[Dataset records]
* * *

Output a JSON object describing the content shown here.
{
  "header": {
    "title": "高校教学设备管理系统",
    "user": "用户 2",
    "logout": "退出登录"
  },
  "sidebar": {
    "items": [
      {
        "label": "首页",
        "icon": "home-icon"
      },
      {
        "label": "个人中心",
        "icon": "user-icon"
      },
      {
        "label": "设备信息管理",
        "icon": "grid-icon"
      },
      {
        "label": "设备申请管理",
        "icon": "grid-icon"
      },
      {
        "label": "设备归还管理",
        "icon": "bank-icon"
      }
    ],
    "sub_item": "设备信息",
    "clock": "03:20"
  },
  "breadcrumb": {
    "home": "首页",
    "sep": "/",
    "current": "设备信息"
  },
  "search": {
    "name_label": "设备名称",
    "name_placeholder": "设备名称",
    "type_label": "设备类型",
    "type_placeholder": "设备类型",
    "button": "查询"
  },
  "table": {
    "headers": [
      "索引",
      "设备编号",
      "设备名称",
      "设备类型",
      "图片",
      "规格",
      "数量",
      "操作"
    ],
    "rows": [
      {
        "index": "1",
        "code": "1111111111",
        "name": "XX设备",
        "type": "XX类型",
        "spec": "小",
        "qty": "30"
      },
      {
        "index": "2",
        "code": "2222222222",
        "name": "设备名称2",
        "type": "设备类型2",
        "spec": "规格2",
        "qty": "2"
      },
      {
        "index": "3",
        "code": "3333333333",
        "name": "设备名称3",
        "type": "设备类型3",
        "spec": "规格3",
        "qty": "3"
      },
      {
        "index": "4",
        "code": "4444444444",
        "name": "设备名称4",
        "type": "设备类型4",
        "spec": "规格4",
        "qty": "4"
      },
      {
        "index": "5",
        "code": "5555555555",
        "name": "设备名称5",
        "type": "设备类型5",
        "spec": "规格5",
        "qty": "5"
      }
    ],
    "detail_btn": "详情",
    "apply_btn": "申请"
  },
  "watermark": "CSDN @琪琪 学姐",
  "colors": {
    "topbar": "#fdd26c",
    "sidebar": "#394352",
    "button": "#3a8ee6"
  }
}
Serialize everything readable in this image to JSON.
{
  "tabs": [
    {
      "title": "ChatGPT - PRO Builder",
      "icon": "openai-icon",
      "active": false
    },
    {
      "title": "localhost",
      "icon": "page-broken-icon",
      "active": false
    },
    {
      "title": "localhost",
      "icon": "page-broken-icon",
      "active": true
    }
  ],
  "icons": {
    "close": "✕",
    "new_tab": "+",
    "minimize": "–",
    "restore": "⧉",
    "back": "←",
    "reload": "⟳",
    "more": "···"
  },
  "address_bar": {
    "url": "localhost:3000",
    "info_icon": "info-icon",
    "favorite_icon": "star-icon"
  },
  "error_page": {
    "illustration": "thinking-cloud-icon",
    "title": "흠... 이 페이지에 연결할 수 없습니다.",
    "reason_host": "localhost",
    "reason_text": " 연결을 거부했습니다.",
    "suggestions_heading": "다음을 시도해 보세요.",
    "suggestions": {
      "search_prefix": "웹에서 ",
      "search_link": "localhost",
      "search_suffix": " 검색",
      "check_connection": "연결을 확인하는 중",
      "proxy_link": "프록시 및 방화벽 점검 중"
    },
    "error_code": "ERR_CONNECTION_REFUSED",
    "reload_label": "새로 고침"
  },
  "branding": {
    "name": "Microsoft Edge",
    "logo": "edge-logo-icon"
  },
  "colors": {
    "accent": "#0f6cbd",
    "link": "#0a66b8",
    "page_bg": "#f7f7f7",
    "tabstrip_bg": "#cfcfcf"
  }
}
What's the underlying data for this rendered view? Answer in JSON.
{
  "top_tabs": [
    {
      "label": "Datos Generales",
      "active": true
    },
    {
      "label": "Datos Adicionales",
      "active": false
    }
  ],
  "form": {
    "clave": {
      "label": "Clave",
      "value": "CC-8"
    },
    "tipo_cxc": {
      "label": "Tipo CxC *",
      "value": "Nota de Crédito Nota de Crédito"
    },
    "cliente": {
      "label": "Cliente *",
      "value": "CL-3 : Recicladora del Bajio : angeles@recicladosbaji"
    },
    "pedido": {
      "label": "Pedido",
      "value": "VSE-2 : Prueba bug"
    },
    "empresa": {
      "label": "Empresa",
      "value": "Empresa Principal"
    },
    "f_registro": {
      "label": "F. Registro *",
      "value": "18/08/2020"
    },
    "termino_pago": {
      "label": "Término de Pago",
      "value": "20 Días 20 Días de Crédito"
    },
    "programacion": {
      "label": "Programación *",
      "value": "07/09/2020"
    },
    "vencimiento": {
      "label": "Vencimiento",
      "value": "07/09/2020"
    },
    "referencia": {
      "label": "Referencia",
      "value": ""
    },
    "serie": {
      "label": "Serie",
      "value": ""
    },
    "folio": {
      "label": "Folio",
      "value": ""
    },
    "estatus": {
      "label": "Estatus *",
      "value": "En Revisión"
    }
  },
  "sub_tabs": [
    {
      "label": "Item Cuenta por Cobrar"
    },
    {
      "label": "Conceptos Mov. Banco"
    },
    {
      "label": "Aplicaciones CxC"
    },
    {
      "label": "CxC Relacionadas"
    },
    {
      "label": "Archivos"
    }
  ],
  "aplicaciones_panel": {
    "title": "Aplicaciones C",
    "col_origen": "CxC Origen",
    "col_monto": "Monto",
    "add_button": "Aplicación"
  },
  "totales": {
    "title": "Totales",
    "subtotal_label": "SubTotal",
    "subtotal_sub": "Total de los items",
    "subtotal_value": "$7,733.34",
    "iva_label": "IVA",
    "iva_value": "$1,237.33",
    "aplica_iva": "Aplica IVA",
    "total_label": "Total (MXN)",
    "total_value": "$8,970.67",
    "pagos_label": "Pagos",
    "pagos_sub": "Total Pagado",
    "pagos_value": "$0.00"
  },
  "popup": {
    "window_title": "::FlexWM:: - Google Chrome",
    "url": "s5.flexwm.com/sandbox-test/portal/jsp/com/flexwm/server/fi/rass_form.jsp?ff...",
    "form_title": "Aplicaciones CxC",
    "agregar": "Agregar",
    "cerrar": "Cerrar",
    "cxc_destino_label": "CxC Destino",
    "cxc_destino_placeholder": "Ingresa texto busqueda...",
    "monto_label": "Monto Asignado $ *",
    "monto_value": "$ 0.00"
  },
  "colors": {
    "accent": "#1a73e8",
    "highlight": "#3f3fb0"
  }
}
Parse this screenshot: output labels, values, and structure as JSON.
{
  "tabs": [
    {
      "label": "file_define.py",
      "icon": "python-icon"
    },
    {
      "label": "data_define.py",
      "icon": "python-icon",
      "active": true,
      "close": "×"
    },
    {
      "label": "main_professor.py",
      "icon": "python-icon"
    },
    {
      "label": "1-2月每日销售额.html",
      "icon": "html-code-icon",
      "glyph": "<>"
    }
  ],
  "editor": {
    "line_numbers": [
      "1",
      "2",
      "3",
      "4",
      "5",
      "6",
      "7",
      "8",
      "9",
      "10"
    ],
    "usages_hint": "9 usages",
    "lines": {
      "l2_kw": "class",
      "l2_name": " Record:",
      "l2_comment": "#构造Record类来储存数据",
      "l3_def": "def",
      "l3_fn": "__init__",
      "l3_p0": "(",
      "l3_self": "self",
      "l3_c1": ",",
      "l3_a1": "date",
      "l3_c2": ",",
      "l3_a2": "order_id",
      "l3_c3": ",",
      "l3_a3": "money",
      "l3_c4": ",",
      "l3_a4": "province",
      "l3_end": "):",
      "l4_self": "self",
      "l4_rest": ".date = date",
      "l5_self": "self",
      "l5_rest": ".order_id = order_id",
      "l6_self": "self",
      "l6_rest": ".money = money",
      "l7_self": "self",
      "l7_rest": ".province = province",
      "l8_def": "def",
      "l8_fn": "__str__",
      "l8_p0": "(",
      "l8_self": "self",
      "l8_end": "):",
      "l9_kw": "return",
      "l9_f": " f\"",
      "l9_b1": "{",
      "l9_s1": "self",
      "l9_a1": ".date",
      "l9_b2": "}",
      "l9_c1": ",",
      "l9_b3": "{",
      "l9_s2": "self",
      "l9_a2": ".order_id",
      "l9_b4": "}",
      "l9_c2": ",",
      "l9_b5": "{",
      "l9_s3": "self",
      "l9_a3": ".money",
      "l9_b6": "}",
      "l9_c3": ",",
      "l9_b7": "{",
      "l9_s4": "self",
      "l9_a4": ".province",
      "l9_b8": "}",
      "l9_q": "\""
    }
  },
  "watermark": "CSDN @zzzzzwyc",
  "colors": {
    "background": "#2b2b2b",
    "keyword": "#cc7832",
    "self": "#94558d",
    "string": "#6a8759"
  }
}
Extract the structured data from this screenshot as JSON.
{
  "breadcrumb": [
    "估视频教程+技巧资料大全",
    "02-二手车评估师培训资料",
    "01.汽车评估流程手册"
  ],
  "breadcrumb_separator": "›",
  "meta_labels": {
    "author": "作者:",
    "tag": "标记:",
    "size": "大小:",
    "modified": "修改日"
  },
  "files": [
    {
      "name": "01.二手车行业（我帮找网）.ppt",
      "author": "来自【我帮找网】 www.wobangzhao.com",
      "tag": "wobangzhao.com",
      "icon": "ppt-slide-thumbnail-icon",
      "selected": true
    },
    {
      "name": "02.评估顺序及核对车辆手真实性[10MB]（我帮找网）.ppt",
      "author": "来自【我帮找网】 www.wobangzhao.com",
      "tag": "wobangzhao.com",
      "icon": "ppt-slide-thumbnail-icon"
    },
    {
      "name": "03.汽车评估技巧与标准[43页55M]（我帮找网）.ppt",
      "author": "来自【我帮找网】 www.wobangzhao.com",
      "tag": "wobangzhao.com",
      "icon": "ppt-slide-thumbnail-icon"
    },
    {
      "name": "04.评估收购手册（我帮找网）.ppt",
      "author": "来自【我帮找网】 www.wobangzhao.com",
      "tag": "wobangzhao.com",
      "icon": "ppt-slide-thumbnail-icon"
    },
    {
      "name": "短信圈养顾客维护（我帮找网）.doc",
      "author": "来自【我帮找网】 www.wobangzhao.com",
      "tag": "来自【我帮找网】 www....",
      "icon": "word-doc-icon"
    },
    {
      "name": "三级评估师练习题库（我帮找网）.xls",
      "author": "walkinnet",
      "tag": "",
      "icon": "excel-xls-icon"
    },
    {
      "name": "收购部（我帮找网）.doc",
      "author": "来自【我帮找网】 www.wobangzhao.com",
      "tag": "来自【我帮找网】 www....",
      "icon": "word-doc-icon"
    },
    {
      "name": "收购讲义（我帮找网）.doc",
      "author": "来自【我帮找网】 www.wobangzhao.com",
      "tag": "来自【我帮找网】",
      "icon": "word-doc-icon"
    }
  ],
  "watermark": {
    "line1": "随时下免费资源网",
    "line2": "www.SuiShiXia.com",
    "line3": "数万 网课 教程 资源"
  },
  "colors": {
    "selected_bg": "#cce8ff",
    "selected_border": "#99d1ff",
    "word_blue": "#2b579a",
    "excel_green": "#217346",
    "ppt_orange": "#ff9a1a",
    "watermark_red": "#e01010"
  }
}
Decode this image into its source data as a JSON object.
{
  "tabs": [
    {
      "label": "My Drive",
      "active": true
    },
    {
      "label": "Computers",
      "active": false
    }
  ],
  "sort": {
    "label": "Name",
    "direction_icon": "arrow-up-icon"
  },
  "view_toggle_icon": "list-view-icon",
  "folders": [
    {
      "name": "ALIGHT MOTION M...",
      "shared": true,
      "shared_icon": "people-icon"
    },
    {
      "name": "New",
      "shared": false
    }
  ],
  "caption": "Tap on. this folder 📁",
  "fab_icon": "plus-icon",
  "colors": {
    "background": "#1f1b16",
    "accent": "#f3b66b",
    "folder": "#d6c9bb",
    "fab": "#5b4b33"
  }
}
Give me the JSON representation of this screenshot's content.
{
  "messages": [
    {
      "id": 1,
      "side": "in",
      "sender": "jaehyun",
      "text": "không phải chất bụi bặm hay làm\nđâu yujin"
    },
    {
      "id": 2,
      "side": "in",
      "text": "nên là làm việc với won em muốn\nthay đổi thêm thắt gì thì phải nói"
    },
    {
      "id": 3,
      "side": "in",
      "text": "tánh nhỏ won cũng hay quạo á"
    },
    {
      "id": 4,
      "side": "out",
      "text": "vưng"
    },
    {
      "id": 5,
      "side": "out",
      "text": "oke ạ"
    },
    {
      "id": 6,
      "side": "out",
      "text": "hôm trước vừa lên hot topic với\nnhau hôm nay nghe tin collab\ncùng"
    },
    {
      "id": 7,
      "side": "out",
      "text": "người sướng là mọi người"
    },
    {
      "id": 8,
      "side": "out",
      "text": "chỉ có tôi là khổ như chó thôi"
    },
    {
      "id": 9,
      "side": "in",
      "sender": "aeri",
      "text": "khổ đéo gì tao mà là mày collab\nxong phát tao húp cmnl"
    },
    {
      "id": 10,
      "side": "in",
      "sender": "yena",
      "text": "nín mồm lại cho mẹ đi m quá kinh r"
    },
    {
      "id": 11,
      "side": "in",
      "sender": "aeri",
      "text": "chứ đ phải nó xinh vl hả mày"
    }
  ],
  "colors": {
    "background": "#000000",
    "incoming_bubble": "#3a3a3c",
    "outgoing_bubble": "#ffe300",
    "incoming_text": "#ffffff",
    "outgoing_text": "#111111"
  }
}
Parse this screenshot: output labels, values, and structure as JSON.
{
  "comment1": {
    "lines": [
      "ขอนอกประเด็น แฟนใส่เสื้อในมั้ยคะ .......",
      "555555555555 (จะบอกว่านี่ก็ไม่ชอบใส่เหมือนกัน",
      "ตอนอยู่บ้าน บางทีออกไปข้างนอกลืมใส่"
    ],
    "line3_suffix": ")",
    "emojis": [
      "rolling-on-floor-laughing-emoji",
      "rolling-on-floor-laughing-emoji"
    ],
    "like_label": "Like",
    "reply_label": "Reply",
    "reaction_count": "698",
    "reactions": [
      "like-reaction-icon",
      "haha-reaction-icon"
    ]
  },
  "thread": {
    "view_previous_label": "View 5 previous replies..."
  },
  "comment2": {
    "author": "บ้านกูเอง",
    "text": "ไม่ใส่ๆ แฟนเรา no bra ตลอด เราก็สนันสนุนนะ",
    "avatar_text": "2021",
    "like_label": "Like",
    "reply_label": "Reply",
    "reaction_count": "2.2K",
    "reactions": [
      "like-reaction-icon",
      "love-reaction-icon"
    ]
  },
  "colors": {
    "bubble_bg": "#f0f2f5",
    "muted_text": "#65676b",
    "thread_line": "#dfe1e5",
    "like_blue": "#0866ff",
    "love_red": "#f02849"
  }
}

* * *

• _Exercise task_:
Scan the lines above for "accent", then copy every one that has it.

• _The result_:
    "accent": "#0f6cbd",
    "accent": "#1a73e8",
    "accent": "#f3b66b",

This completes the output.